(Beginning of DATA)

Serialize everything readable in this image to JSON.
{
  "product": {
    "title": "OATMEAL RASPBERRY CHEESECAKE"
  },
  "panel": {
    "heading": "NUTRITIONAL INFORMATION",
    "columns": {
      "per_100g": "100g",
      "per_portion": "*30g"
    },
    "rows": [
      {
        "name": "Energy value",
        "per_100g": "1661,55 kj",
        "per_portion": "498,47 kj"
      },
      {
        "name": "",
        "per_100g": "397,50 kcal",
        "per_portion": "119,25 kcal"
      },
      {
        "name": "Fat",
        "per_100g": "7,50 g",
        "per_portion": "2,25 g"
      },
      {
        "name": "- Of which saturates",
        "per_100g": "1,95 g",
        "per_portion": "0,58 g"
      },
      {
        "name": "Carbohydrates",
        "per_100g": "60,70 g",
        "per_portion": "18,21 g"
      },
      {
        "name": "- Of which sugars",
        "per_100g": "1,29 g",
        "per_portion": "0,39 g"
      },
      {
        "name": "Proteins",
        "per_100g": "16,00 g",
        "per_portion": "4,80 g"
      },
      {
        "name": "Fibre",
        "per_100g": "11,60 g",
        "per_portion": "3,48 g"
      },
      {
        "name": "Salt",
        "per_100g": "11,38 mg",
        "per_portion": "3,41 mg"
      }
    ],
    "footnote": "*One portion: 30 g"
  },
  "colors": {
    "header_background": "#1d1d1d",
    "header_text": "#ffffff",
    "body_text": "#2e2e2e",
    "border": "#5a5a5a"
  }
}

(End of DATA)

▶ **PROBLEM TO SOLVE**
Write out every line of the data that holds the word "name".

▶ **SOLVED PROBLEM**
        "name": "Energy value",
        "name": "",
        "name": "Fat",
        "name": "- Of which saturates",
        "name": "Carbohydrates",
        "name": "- Of which sugars",
        "name": "Proteins",
        "name": "Fibre",
        "name": "Salt",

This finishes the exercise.